Stored items
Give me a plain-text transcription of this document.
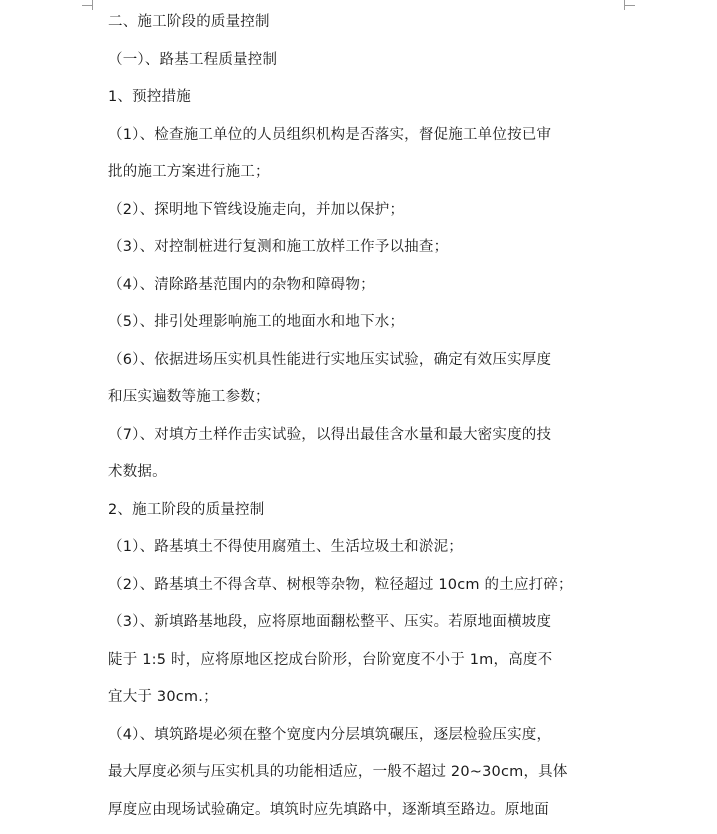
二、施工阶段的质量控制
（一）、路基工程质量控制
1、预控措施
（1）、检查施工单位的人员组织机构是否落实，督促施工单位按已审
批的施工方案进行施工；
（2）、探明地下管线设施走向，并加以保护；
（3）、对控制桩进行复测和施工放样工作予以抽查；
（4）、清除路基范围内的杂物和障碍物；
（5）、排引处理影响施工的地面水和地下水；
（6）、依据进场压实机具性能进行实地压实试验，确定有效压实厚度
和压实遍数等施工参数；
（7）、对填方土样作击实试验，以得出最佳含水量和最大密实度的技
术数据。
2、施工阶段的质量控制
（1）、路基填土不得使用腐殖土、生活垃圾土和淤泥；
（2）、路基填土不得含草、树根等杂物，粒径超过 10cm 的土应打碎；
（3）、新填路基地段，应将原地面翻松整平、压实。若原地面横坡度
陡于 1:5 时，应将原地区挖成台阶形，台阶宽度不小于 1m，高度不
宜大于 30cm.；
（4）、填筑路堤必须在整个宽度内分层填筑碾压，逐层检验压实度，
最大厚度必须与压实机具的功能相适应，一般不超过 20~30cm，具体
厚度应由现场试验确定。填筑时应先填路中，逐渐填至路边。原地面
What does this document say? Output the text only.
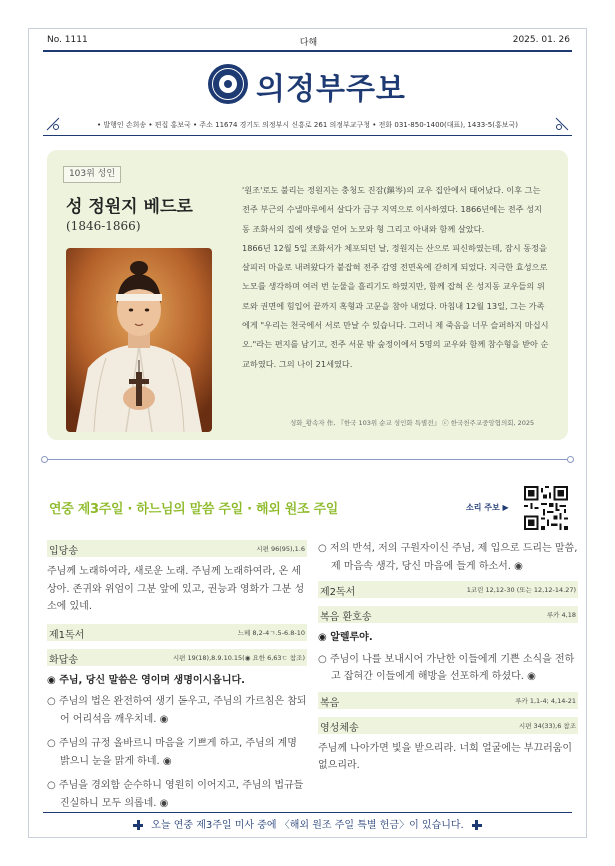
No. 1111	다해	2025. 01. 26
의정부주보
• 발행인 손희송 • 편집 홍보국 • 주소 11674 경기도 의정부시 신흥로 261 의정부교구청 • 전화 031-850-1400(대표), 1433-5(홍보국)
103위 성인
성 정원지 베드로
(1846-1866)

'원조'로도 불리는 정원지는 충청도 진잠(鎭岑)의 교우 집안에서 태어났다. 이후 그는 전주 부근의 수낼마루에서 살다가 금구 지역으로 이사하였다. 1866년에는 전주 성지동 조화서의 집에 셋방을 얻어 노모와 형 그리고 아내와 함께 살았다.

1866년 12월 5일 조화서가 체포되던 날, 정원지는 산으로 피신하였는데, 잠시 동정을 살피러 마을로 내려왔다가 붙잡혀 전주 감영 전면옥에 갇히게 되었다. 지극한 효성으로 노모를 생각하며 여러 번 눈물을 흘리기도 하였지만, 함께 잡혀 온 성지동 교우들의 위로와 권면에 힘입어 끝까지 혹형과 고문을 참아 내었다. 마침내 12월 13일, 그는 가족에게 "우리는 천국에서 서로 만날 수 있습니다. 그러니 제 죽음을 너무 슬퍼하지 마십시오."라는 편지를 남기고, 전주 서문 밖 숲정이에서 5명의 교우와 함께 참수형을 받아 순교하였다. 그의 나이 21세였다.

성화_황속자 作, 『한국 103위 순교 성인화 특별전』 ⓒ 한국천주교중앙협의회, 2025
연중 제3주일 · 하느님의 말씀 주일 · 해외 원조 주일	소리 주보 ▶
입당송	시편 96(95),1.6
주님께 노래하여라, 새로운 노래. 주님께 노래하여라, 온 세상아. 존귀와 위엄이 그분 앞에 있고, 권능과 영화가 그분 성소에 있네.
제1독서	느헤 8,2-4ㄱ.5-6.8-10
화답송	시편 19(18),8.9.10.15(◉ 요한 6,63ㄷ 참조)
◉ 주님, 당신 말씀은 영이며 생명이시옵니다.
○ 주님의 법은 완전하여 생기 돋우고, 주님의 가르침은 참되어 어리석음 깨우치네. ◉
○ 주님의 규정 올바르니 마음을 기쁘게 하고, 주님의 계명 밝으니 눈을 맑게 하네. ◉
○ 주님을 경외함 순수하니 영원히 이어지고, 주님의 법규들 진실하니 모두 의롭네. ◉
○ 저의 반석, 저의 구원자이신 주님, 제 입으로 드리는 말씀, 제 마음속 생각, 당신 마음에 들게 하소서. ◉
제2독서	1코린 12,12-30 (또는 12,12-14.27)
복음 환호송	루카 4,18
◉ 알렐루야.
○ 주님이 나를 보내시어 가난한 이들에게 기쁜 소식을 전하고 잡혀간 이들에게 해방을 선포하게 하셨다. ◉
복음	루카 1,1-4; 4,14-21
영성체송	시편 34(33),6 참조
주님께 나아가면 빛을 받으리라. 너희 얼굴에는 부끄러움이 없으리라.
오늘 연중 제3주일 미사 중에 〈해외 원조 주일 특별 헌금〉이 있습니다.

### STATED TASK
The records shown above are to be repeated exactly, with the pictures left out.

### EXPECTED ANSWER
Give me a plain-text transcription of this document.
二、施工阶段的质量控制
（一）、路基工程质量控制
1、预控措施
（1）、检查施工单位的人员组织机构是否落实，督促施工单位按已审
批的施工方案进行施工；
（2）、探明地下管线设施走向，并加以保护；
（3）、对控制桩进行复测和施工放样工作予以抽查；
（4）、清除路基范围内的杂物和障碍物；
（5）、排引处理影响施工的地面水和地下水；
（6）、依据进场压实机具性能进行实地压实试验，确定有效压实厚度
和压实遍数等施工参数；
（7）、对填方土样作击实试验，以得出最佳含水量和最大密实度的技
术数据。
2、施工阶段的质量控制
（1）、路基填土不得使用腐殖土、生活垃圾土和淤泥；
（2）、路基填土不得含草、树根等杂物，粒径超过 10cm 的土应打碎；
（3）、新填路基地段，应将原地面翻松整平、压实。若原地面横坡度
陡于 1:5 时，应将原地区挖成台阶形，台阶宽度不小于 1m，高度不
宜大于 30cm.；
（4）、填筑路堤必须在整个宽度内分层填筑碾压，逐层检验压实度，
最大厚度必须与压实机具的功能相适应，一般不超过 20~30cm，具体
厚度应由现场试验确定。填筑时应先填路中，逐渐填至路边。原地面
What does this document say? Output the text only.
No. 1111	다해	2025. 01. 26
의정부주보
• 발행인 손희송 • 편집 홍보국 • 주소 11674 경기도 의정부시 신흥로 261 의정부교구청 • 전화 031-850-1400(대표), 1433-5(홍보국)
103위 성인
성 정원지 베드로
(1846-1866)

'원조'로도 불리는 정원지는 충청도 진잠(鎭岑)의 교우 집안에서 태어났다. 이후 그는 전주 부근의 수낼마루에서 살다가 금구 지역으로 이사하였다. 1866년에는 전주 성지동 조화서의 집에 셋방을 얻어 노모와 형 그리고 아내와 함께 살았다.

1866년 12월 5일 조화서가 체포되던 날, 정원지는 산으로 피신하였는데, 잠시 동정을 살피러 마을로 내려왔다가 붙잡혀 전주 감영 전면옥에 갇히게 되었다. 지극한 효성으로 노모를 생각하며 여러 번 눈물을 흘리기도 하였지만, 함께 잡혀 온 성지동 교우들의 위로와 권면에 힘입어 끝까지 혹형과 고문을 참아 내었다. 마침내 12월 13일, 그는 가족에게 "우리는 천국에서 서로 만날 수 있습니다. 그러니 제 죽음을 너무 슬퍼하지 마십시오."라는 편지를 남기고, 전주 서문 밖 숲정이에서 5명의 교우와 함께 참수형을 받아 순교하였다. 그의 나이 21세였다.

성화_황속자 作, 『한국 103위 순교 성인화 특별전』 ⓒ 한국천주교중앙협의회, 2025
연중 제3주일 · 하느님의 말씀 주일 · 해외 원조 주일	소리 주보 ▶
입당송	시편 96(95),1.6
주님께 노래하여라, 새로운 노래. 주님께 노래하여라, 온 세상아. 존귀와 위엄이 그분 앞에 있고, 권능과 영화가 그분 성소에 있네.
제1독서	느헤 8,2-4ㄱ.5-6.8-10
화답송	시편 19(18),8.9.10.15(◉ 요한 6,63ㄷ 참조)
◉ 주님, 당신 말씀은 영이며 생명이시옵니다.
○ 주님의 법은 완전하여 생기 돋우고, 주님의 가르침은 참되어 어리석음 깨우치네. ◉
○ 주님의 규정 올바르니 마음을 기쁘게 하고, 주님의 계명 밝으니 눈을 맑게 하네. ◉
○ 주님을 경외함 순수하니 영원히 이어지고, 주님의 법규들 진실하니 모두 의롭네. ◉
○ 저의 반석, 저의 구원자이신 주님, 제 입으로 드리는 말씀, 제 마음속 생각, 당신 마음에 들게 하소서. ◉
제2독서	1코린 12,12-30 (또는 12,12-14.27)
복음 환호송	루카 4,18
◉ 알렐루야.
○ 주님이 나를 보내시어 가난한 이들에게 기쁜 소식을 전하고 잡혀간 이들에게 해방을 선포하게 하셨다. ◉
복음	루카 1,1-4; 4,14-21
영성체송	시편 34(33),6 참조
주님께 나아가면 빛을 받으리라. 너희 얼굴에는 부끄러움이 없으리라.
오늘 연중 제3주일 미사 중에 〈해외 원조 주일 특별 헌금〉이 있습니다.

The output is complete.